=== Short exercise ===
Lines that hold the word "positive" should be located and copied.

=== Raw data ===
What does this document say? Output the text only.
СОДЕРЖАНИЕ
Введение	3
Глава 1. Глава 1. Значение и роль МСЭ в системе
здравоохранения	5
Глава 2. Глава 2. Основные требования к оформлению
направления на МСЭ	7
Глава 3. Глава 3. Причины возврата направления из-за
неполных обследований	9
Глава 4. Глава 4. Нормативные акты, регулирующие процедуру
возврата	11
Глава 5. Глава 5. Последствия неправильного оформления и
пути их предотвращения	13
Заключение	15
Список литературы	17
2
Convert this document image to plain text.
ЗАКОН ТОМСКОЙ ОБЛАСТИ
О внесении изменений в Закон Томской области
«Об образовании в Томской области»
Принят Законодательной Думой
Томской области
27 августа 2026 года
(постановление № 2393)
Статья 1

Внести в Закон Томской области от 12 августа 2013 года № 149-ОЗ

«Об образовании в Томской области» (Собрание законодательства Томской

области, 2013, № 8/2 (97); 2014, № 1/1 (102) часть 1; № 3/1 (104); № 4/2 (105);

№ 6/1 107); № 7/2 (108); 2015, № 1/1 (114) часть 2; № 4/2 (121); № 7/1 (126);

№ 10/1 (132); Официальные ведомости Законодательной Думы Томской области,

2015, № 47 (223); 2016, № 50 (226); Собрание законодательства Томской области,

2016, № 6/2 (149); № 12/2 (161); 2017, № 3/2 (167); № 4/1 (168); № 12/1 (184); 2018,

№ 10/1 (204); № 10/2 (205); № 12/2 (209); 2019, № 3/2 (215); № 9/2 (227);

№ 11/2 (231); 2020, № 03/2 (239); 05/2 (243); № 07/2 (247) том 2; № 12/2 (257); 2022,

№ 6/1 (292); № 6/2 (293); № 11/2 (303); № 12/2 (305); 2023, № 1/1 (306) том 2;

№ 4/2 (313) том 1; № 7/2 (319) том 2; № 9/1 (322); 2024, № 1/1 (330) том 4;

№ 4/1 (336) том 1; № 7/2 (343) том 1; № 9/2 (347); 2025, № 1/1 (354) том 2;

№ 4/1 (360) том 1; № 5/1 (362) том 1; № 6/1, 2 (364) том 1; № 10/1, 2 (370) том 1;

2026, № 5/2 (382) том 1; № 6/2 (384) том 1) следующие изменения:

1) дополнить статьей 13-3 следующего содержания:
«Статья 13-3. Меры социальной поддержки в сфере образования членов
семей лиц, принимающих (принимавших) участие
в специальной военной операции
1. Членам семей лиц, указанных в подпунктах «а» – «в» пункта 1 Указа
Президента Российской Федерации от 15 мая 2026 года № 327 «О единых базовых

* * *

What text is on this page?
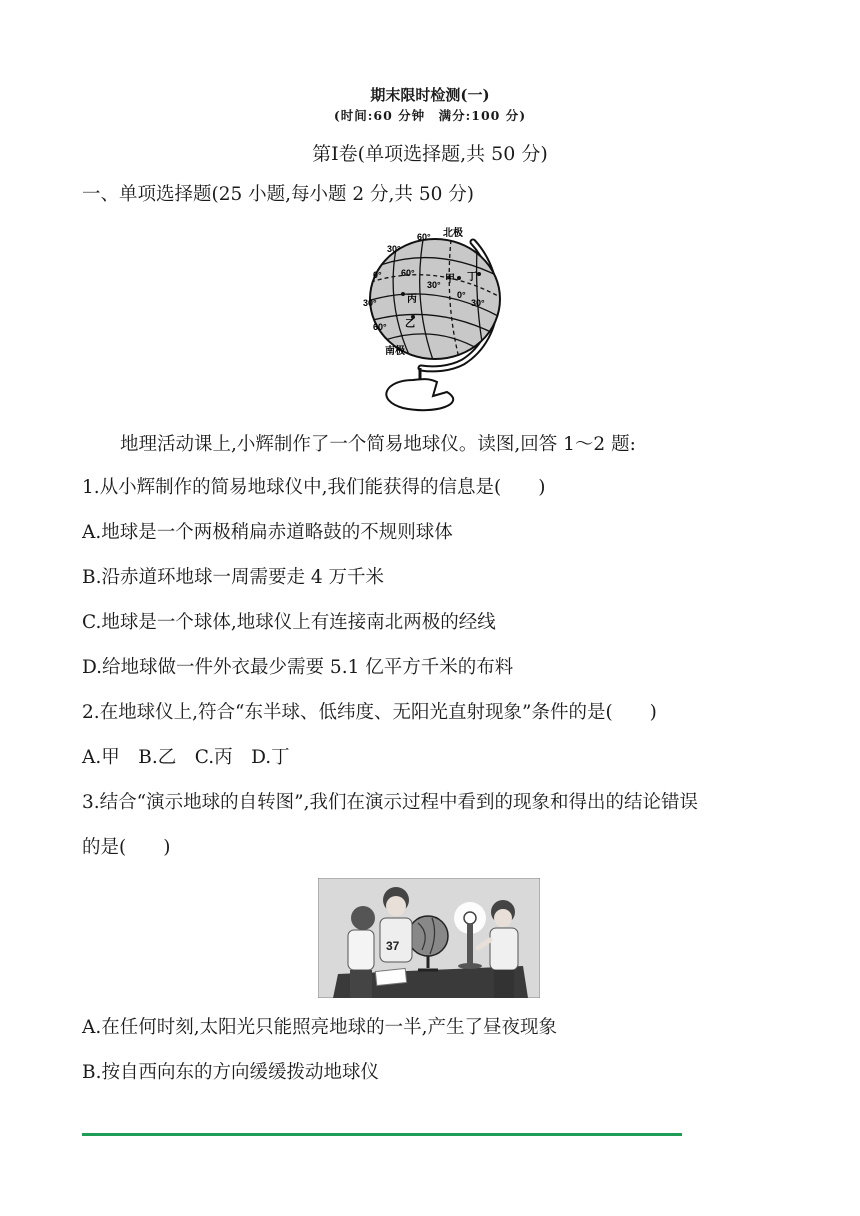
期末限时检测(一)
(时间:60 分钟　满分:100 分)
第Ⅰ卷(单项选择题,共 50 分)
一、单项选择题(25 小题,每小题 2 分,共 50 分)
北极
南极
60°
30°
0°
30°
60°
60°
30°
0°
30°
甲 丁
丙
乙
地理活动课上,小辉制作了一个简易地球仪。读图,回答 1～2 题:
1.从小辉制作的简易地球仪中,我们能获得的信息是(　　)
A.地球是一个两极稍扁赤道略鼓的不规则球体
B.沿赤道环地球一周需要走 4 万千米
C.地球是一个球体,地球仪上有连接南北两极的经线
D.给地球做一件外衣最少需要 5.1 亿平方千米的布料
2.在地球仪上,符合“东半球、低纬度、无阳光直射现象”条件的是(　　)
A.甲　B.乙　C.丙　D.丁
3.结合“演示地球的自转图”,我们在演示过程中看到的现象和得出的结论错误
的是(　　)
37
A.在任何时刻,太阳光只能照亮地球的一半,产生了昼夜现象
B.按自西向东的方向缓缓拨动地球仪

...

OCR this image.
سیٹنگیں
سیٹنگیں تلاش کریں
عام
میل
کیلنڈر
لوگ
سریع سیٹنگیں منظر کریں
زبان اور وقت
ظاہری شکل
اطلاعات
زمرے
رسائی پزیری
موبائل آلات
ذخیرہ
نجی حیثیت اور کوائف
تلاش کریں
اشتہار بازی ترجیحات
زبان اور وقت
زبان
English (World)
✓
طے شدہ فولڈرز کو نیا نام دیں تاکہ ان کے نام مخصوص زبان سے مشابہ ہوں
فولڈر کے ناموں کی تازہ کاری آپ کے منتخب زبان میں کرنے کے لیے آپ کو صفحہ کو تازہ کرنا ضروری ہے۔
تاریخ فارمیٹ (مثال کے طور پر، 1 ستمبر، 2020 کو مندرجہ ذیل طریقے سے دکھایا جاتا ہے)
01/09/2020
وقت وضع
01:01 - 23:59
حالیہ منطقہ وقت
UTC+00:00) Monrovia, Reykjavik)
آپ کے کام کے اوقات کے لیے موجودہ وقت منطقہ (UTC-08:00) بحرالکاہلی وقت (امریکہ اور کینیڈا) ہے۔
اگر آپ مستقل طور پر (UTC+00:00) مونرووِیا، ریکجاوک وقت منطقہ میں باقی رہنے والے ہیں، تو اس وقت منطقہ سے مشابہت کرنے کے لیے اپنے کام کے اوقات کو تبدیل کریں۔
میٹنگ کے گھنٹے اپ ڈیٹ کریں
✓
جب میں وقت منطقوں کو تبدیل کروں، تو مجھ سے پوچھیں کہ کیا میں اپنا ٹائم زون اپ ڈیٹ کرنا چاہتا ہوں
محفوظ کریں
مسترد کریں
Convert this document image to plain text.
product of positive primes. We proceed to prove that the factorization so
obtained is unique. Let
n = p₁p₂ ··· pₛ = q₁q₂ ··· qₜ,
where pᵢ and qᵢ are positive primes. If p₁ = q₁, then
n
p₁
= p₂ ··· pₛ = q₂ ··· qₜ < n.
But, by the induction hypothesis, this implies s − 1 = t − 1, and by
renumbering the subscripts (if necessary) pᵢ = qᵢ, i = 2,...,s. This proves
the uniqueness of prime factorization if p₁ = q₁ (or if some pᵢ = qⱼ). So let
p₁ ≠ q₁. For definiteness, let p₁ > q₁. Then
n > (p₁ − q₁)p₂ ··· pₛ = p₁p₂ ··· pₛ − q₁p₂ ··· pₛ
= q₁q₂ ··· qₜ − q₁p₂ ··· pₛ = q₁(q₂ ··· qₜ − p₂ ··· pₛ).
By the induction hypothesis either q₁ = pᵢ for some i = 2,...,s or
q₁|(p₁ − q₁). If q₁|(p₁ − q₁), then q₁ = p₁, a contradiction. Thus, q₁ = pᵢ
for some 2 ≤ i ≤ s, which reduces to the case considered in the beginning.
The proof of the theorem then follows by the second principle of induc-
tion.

=== Completed exercise ===
product of positive primes. We proceed to prove that the factorization so
where pᵢ and qᵢ are positive primes. If p₁ = q₁, then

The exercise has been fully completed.